**Conjunto de tarefas**:
a: De acordo com a notícia sobre a fantasia de carnaval de Luciana Peres, em que ano Maria da Penha Fernandes deu nome à lei federal que tipifica a violência doméstica no país?
b: Prossiga a notícia sobre a fantasia de carnaval de Luciana Peres a partir do ponto em que ela termina.

**Texto fornecido**:
Uma marca de tiro feita de pintura corporal e eletrochoques simbolizados por lantejoulas prateadas na perna de pau eram parte da fantasia de carnaval da pernalta e acrobata Luciana Peres, de 46 anos. Ela desfilou no Bloco Mulheres Rodadas, nesta quarta-feira (18), na zona sul do Rio de Janeiro, e fez referência às tentativas de assassinato sofridas pela farmacêutica Maria da Penha Fernandes, em 1983.
Mais de dez anos depois, em 2006, a vítima emblemática da violência doméstica no país, praticada pelo ex-marido, deu nome à lei federal que tipifica o crime no país.
Eu não consegui pensar em outro assunto que não fosse a luta pela vida das mulheres, disse. Tenho refletido muito sobre os 20 anos da Lei Maria da Penha, em 2026 e, em contraposição, o recorde de feminicídio, em 2025, comentou a artista e produtora cultural.

**Dados do exercício**:
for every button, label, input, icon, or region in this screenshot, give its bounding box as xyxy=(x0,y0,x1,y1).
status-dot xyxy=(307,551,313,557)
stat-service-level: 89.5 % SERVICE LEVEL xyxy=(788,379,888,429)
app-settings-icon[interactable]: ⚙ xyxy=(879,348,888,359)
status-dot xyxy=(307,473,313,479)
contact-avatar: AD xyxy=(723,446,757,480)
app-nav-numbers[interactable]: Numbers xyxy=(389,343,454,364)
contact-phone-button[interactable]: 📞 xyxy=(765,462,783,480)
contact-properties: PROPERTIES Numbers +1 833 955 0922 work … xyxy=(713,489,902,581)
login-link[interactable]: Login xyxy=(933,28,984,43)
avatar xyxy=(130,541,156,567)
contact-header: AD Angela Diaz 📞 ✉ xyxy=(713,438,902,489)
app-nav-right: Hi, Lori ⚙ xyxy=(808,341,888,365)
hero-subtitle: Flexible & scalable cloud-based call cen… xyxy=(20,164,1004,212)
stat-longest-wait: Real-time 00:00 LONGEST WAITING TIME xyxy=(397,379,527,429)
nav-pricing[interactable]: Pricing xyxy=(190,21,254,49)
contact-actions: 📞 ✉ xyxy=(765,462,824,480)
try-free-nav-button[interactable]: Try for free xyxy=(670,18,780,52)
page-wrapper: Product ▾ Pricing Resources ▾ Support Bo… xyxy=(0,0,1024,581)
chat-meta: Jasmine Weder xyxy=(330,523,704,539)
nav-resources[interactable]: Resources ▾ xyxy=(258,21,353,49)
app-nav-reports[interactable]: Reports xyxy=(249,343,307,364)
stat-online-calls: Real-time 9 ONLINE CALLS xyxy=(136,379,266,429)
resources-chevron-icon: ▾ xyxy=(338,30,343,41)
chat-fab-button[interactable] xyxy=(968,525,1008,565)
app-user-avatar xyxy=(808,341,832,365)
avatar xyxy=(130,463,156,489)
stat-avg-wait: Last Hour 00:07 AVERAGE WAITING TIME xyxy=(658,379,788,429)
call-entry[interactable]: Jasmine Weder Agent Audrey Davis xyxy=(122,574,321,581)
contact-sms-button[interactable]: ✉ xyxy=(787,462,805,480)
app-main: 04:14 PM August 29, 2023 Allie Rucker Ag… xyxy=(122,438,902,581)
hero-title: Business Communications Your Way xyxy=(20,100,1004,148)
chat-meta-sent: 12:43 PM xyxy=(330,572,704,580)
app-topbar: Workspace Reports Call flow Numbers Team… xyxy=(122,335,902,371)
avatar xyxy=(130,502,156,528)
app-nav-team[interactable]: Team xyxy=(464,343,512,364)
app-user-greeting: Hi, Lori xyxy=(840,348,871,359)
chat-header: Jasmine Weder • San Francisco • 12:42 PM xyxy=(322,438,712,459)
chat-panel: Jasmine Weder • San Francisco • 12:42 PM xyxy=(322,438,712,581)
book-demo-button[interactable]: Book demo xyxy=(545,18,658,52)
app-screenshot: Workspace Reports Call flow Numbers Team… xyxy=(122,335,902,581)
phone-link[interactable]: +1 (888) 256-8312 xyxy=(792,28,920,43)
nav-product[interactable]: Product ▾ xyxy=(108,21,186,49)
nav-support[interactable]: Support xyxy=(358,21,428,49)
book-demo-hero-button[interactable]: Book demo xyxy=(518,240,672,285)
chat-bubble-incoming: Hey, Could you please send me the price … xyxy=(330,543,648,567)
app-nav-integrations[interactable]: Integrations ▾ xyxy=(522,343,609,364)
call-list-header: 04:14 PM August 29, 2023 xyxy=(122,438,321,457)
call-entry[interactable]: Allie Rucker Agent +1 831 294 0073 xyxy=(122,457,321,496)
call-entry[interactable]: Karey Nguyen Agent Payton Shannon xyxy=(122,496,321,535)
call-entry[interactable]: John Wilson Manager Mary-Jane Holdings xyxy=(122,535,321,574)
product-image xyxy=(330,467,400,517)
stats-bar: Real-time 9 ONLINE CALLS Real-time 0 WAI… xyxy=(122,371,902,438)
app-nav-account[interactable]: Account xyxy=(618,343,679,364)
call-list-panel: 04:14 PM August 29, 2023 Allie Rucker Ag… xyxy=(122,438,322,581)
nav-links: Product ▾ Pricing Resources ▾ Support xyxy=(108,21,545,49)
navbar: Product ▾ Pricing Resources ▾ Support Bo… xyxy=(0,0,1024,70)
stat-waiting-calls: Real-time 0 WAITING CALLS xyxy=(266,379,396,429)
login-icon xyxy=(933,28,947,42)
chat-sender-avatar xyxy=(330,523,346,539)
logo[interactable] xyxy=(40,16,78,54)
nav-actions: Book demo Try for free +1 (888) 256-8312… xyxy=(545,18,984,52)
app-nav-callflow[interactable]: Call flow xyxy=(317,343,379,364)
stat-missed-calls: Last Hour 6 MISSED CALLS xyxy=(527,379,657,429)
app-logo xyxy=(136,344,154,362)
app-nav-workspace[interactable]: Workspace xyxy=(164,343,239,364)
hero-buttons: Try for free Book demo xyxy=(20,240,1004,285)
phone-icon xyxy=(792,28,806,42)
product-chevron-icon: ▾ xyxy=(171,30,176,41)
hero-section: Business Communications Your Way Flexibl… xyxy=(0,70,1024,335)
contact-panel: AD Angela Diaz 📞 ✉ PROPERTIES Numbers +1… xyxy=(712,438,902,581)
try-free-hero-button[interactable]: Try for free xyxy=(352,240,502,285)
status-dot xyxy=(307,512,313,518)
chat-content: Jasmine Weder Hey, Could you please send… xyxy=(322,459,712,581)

**Respostas das tarefas**:
a: Em 2006.

b:
Ano passado, o Brasil contabilizou 1.518 vítimas do crime, segundo o Ministério da Justiça e da Segurança Pública.
Desde 2015, o Mulheres Rodadas discute o assédio, a violência doméstica e o feminicídio por meio de fantasias, placas e performances.A gente precisa de políticas públicas, senão, todos os dias, mulheres vão morrer, completou.
Ao tocar a música Geni e o Zepelim, de Chico Buarque, por exemplo, as pernaltas simulam ainda a violência transfóbica, responsável também por colocar o país no topo do ranking de assassinatos de transexuais. Tintas vermelhas e acrobacias imitam agressões.
Há outras performances ao longo do desfile pelas ruas do Flamengo, na zona sul do Rio de Janeiro, que fazem alusão à solidariedade entre as mulheres. Há momentos em que, uma puxa a outra do chão, simbolizando a união.
Para destacar a força das mulheres, a lista de músicas executadas pelas ritmistas é preparada cuidadosamente, explica a regente e coordenadora de percussão, Simone Ferreira. Escolhemos intérpretes e compositoras mulheres ou músicas que exaltam a condição feminina casadas com as performances das pernaltas.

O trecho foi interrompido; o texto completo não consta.